-- Material start --

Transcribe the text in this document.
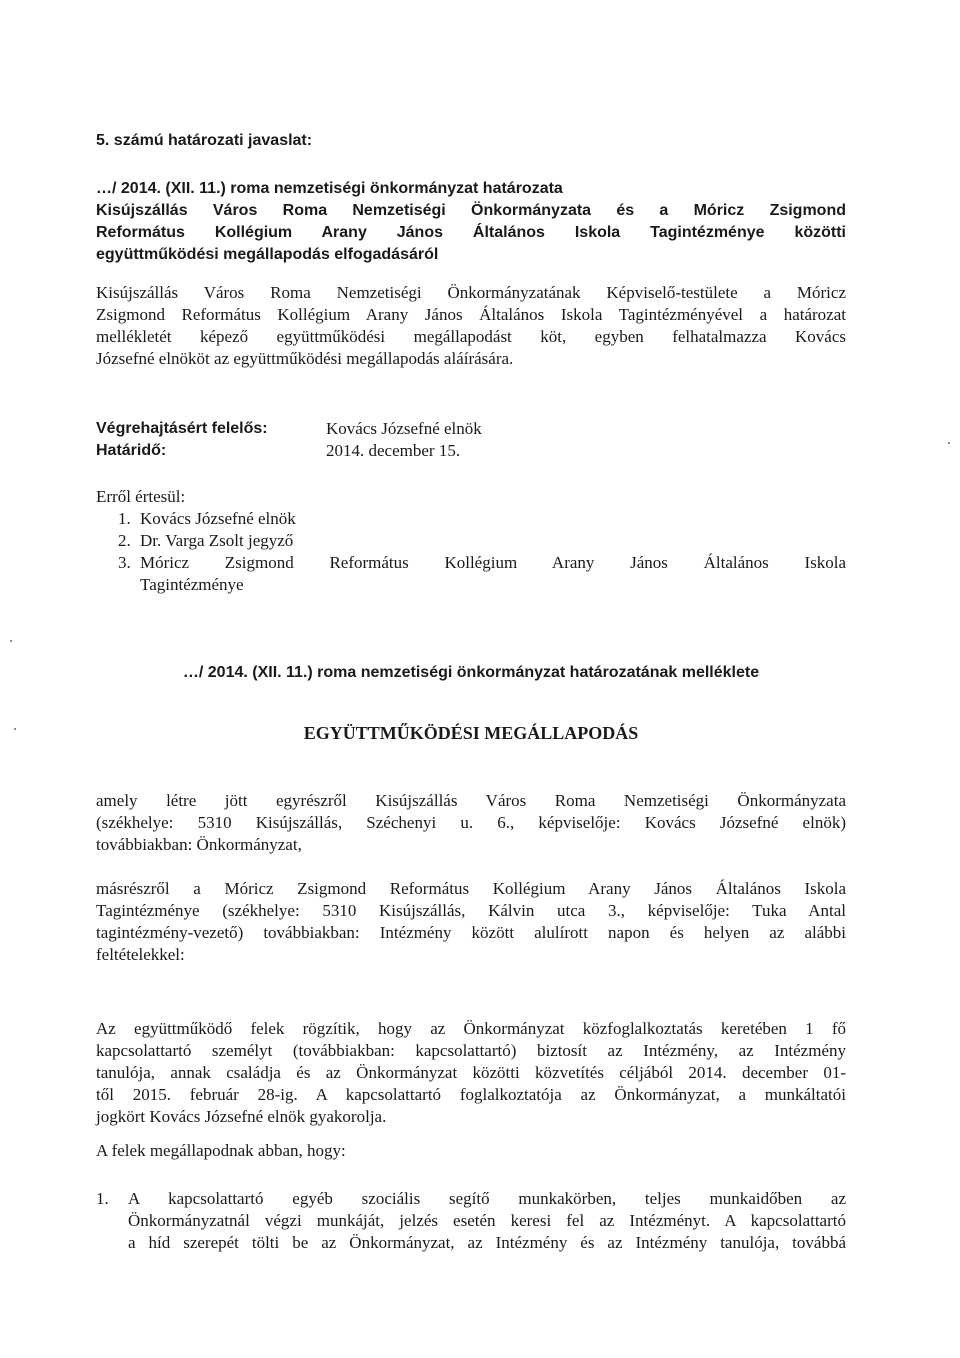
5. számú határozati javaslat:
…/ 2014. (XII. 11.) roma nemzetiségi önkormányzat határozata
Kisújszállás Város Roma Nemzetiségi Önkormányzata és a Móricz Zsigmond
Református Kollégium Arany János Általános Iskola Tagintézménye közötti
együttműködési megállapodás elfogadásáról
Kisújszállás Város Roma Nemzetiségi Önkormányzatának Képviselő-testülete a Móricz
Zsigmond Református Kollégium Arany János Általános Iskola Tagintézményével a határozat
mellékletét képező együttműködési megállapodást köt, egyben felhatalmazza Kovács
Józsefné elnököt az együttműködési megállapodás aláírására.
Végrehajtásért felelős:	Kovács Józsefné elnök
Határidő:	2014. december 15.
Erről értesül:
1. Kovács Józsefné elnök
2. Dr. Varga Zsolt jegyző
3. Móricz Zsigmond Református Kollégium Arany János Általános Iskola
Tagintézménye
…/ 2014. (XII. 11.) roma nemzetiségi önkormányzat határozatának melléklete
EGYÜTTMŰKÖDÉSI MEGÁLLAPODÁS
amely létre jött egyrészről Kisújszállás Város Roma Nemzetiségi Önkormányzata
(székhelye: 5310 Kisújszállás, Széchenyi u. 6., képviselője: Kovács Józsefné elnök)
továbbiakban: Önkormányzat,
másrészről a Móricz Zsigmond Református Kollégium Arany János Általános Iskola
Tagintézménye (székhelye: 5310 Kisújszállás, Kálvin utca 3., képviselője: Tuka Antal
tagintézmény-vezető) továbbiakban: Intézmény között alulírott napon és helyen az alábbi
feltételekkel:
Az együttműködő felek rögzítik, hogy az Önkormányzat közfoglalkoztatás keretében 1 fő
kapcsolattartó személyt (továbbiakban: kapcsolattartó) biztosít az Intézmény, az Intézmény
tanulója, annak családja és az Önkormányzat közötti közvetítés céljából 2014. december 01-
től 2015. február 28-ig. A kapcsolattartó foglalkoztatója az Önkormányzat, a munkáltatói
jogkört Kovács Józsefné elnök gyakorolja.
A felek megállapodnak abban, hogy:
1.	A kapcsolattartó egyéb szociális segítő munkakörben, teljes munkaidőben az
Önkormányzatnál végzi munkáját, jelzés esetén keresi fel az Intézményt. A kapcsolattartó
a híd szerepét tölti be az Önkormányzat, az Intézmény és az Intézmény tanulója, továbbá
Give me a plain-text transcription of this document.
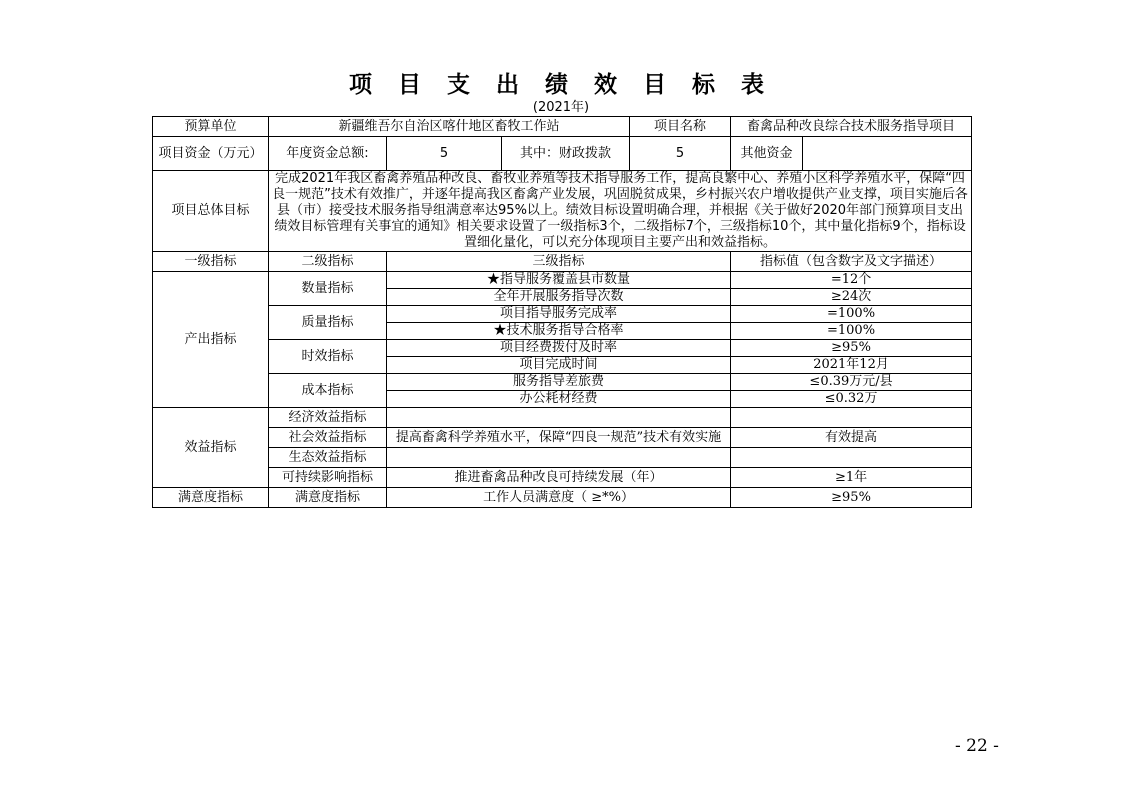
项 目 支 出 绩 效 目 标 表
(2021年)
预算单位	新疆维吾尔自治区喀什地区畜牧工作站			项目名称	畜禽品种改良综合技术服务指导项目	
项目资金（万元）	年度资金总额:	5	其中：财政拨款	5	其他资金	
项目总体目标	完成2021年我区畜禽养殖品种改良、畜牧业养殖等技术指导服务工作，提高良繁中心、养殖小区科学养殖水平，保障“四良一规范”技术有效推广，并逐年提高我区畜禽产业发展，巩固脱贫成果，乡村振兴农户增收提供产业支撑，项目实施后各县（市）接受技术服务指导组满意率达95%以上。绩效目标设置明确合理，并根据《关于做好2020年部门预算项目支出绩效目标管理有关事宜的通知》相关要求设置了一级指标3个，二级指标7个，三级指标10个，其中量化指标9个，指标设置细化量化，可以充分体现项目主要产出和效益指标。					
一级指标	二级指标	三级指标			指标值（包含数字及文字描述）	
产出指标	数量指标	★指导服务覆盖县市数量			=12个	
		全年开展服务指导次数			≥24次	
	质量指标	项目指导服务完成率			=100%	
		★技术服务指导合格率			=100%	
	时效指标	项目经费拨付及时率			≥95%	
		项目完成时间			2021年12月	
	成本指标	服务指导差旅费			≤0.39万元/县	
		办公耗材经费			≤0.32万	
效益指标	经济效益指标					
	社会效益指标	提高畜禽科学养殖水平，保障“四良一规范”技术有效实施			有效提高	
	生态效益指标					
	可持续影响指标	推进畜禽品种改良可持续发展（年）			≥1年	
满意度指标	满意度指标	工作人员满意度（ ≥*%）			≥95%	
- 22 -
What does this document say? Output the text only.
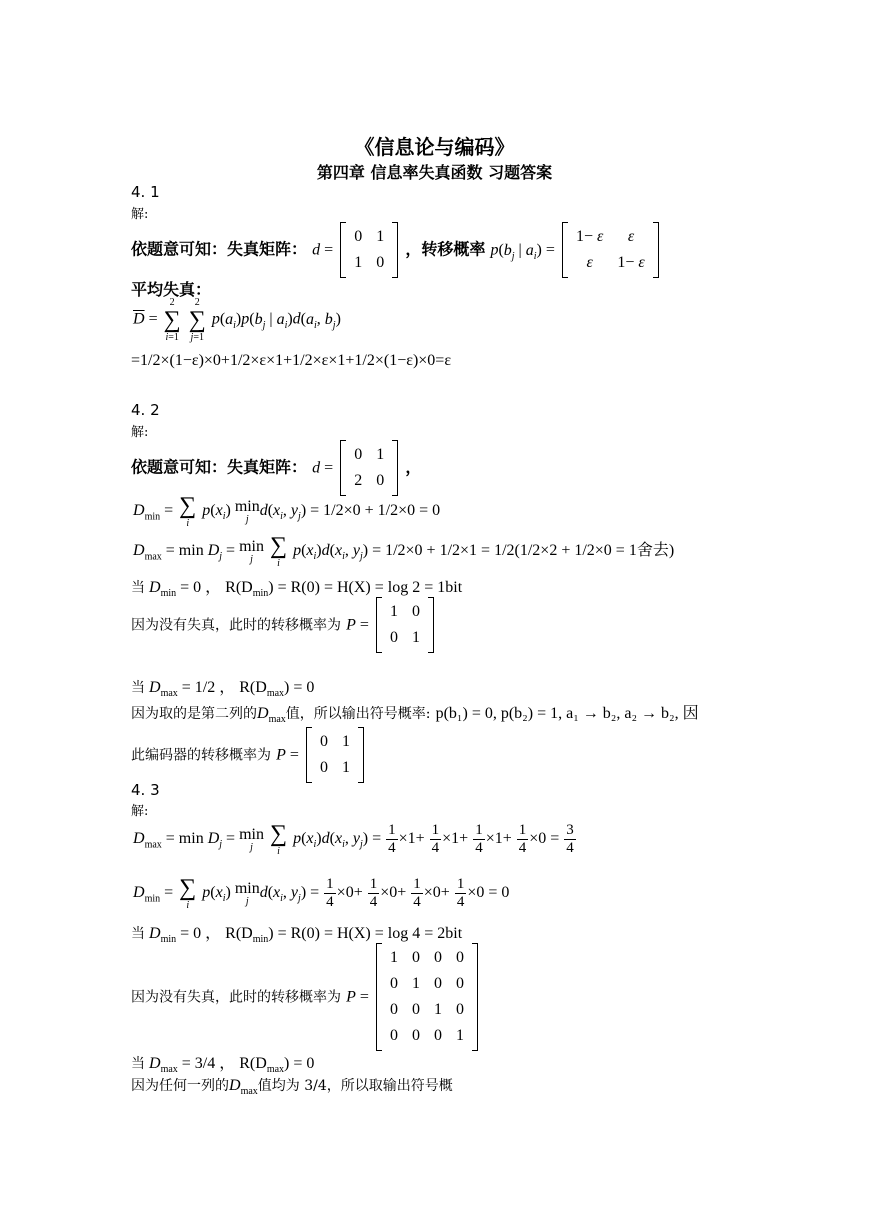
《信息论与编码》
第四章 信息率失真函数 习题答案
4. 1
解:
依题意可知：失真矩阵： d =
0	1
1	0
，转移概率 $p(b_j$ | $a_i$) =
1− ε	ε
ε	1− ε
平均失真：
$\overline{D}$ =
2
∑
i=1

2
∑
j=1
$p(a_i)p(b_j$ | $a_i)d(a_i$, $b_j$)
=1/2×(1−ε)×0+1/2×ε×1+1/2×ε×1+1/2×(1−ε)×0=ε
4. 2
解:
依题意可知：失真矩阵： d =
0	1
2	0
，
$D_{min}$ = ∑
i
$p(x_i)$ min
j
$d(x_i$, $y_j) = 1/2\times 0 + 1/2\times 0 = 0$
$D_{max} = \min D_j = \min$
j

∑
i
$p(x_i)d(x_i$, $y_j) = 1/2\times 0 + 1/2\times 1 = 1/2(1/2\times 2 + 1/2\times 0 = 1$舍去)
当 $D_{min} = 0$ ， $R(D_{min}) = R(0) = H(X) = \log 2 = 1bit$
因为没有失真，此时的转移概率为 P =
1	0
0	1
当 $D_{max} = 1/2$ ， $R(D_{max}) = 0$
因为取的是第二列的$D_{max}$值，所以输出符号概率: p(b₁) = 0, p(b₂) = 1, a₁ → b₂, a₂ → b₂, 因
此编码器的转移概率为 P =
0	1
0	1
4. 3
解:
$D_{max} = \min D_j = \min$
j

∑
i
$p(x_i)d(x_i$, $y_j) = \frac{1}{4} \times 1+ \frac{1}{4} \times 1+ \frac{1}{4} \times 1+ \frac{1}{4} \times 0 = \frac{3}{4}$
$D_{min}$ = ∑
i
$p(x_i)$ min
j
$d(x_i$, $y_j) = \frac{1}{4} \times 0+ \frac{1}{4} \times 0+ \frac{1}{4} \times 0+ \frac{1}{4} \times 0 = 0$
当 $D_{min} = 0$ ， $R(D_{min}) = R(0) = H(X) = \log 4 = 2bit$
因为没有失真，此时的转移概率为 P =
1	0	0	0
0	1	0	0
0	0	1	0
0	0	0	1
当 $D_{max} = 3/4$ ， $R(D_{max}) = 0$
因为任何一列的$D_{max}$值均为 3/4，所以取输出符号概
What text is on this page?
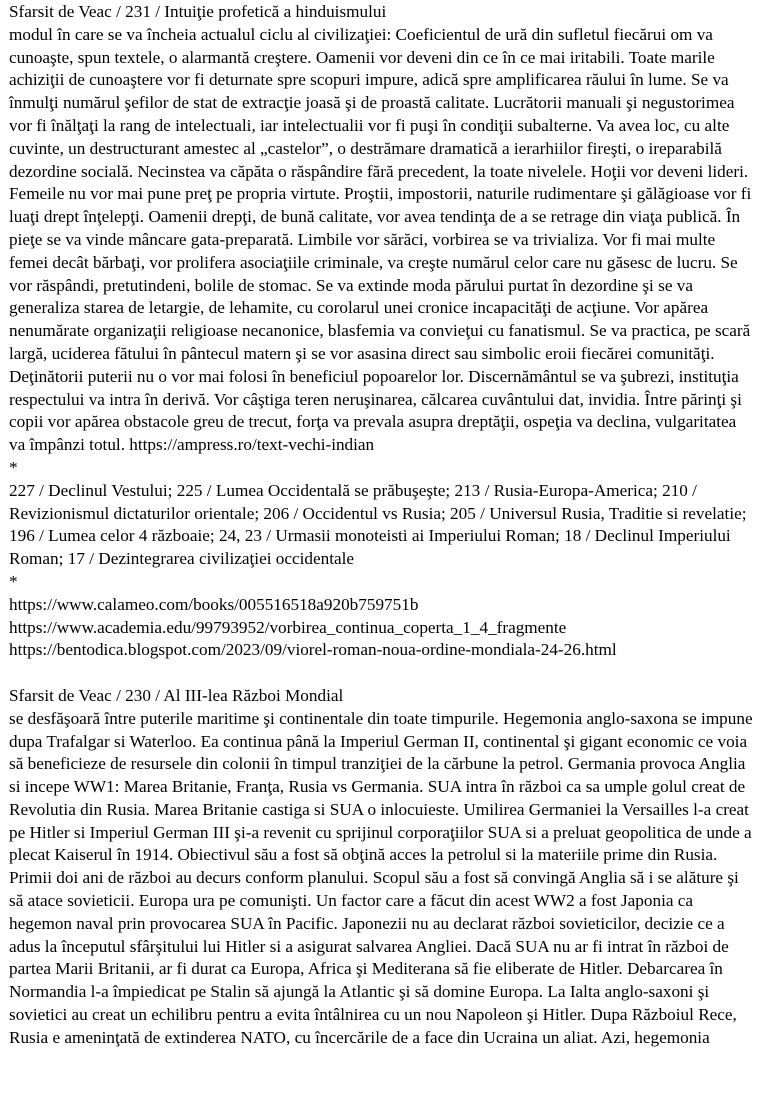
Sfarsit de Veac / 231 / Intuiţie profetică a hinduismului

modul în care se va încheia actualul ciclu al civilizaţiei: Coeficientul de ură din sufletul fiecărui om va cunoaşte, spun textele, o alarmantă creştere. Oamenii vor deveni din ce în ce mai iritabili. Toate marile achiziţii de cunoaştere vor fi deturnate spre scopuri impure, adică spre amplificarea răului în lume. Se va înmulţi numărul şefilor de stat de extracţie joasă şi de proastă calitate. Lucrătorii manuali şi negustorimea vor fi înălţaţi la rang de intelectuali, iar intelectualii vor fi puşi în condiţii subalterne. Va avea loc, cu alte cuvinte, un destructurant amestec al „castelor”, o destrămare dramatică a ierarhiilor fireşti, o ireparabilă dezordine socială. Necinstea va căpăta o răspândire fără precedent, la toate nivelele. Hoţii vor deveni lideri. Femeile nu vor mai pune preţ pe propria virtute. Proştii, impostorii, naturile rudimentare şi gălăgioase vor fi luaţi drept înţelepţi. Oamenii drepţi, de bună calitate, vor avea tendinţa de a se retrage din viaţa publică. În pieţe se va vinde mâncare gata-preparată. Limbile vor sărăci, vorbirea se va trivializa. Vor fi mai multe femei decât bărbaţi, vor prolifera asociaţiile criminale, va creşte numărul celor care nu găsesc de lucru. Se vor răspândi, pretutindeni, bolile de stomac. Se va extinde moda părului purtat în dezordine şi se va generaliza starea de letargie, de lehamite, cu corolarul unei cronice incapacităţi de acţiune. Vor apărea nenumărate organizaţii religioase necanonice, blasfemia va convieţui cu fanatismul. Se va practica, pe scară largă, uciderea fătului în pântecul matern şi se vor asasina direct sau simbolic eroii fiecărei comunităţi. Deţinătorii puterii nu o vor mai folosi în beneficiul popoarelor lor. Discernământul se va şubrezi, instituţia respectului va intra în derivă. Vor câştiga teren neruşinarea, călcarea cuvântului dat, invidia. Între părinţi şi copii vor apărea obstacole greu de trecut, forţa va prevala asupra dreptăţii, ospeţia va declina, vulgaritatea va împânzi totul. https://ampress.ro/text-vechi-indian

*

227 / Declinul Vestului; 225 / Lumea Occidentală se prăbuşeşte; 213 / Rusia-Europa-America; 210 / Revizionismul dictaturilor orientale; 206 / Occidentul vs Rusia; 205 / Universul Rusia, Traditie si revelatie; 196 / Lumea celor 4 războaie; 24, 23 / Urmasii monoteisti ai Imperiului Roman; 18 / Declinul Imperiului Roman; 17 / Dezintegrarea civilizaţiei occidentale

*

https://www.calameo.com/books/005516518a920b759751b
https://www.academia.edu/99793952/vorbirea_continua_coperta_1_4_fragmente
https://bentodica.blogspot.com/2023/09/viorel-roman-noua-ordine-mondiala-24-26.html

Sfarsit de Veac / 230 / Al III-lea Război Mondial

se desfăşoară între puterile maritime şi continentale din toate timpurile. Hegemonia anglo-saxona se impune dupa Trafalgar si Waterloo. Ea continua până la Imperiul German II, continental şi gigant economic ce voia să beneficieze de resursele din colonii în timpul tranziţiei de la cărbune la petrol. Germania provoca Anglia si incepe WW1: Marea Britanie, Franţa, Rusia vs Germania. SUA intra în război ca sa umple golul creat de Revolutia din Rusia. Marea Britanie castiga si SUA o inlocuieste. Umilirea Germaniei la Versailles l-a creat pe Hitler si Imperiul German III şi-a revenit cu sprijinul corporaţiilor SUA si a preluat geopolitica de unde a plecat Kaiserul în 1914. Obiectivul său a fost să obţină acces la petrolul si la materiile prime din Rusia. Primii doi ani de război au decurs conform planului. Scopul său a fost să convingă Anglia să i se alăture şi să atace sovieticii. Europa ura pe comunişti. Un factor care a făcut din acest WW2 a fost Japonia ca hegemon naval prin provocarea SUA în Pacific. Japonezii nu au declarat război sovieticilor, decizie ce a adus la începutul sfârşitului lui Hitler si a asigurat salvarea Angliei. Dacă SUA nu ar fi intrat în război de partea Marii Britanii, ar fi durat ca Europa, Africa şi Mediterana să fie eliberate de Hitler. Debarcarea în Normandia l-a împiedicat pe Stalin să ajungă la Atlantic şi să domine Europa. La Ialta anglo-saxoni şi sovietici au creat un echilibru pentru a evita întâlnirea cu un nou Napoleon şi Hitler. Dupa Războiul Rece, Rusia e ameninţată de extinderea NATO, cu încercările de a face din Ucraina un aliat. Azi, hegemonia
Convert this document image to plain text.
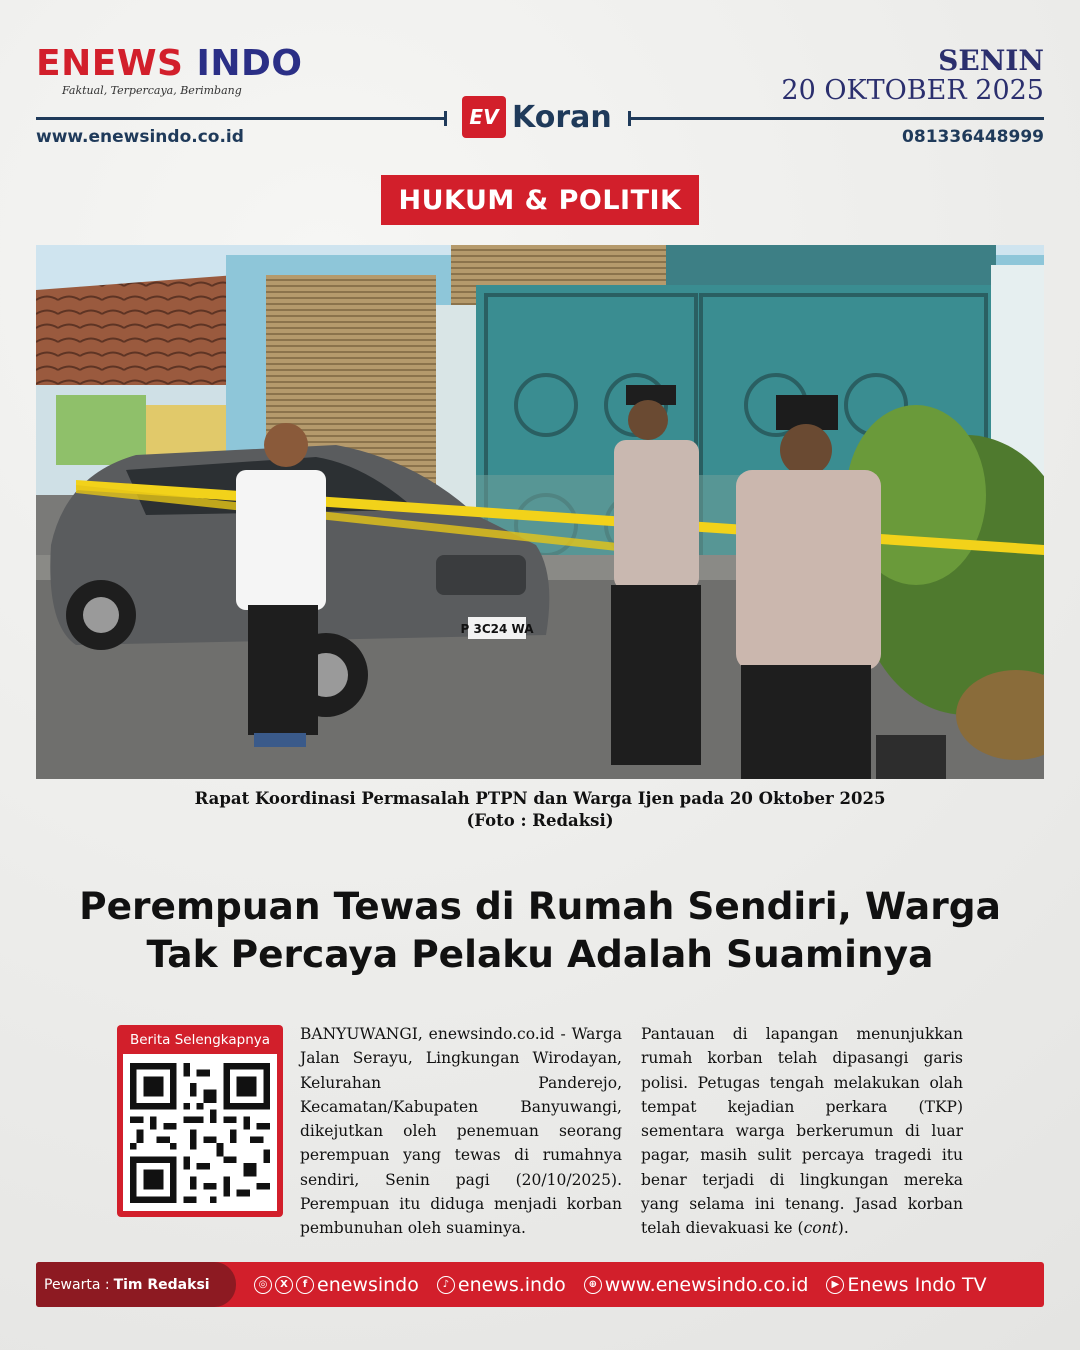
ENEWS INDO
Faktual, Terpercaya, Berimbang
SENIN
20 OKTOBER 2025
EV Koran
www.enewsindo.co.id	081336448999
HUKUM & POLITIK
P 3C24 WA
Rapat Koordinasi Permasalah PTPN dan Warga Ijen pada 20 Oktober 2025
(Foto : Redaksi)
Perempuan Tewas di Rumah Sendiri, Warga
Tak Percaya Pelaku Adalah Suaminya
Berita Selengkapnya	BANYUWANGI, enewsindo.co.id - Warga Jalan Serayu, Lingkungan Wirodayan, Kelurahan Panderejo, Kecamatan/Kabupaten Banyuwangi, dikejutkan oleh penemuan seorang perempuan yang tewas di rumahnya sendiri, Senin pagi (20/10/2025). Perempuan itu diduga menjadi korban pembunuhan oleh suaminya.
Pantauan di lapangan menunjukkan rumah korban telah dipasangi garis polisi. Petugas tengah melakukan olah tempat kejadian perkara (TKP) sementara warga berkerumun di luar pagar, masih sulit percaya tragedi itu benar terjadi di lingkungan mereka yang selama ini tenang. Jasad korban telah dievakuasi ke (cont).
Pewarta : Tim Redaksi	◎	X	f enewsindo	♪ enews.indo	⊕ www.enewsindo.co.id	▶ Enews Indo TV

-- Material end --

* Task prompt
Find the lines above that include the string "képviselője" and copy them.

* Reply to the exercise
(székhelye: 5310 Kisújszállás, Széchenyi u. 6., képviselője: Kovács Józsefné elnök)
Tagintézménye (székhelye: 5310 Kisújszállás, Kálvin utca 3., képviselője: Tuka Antal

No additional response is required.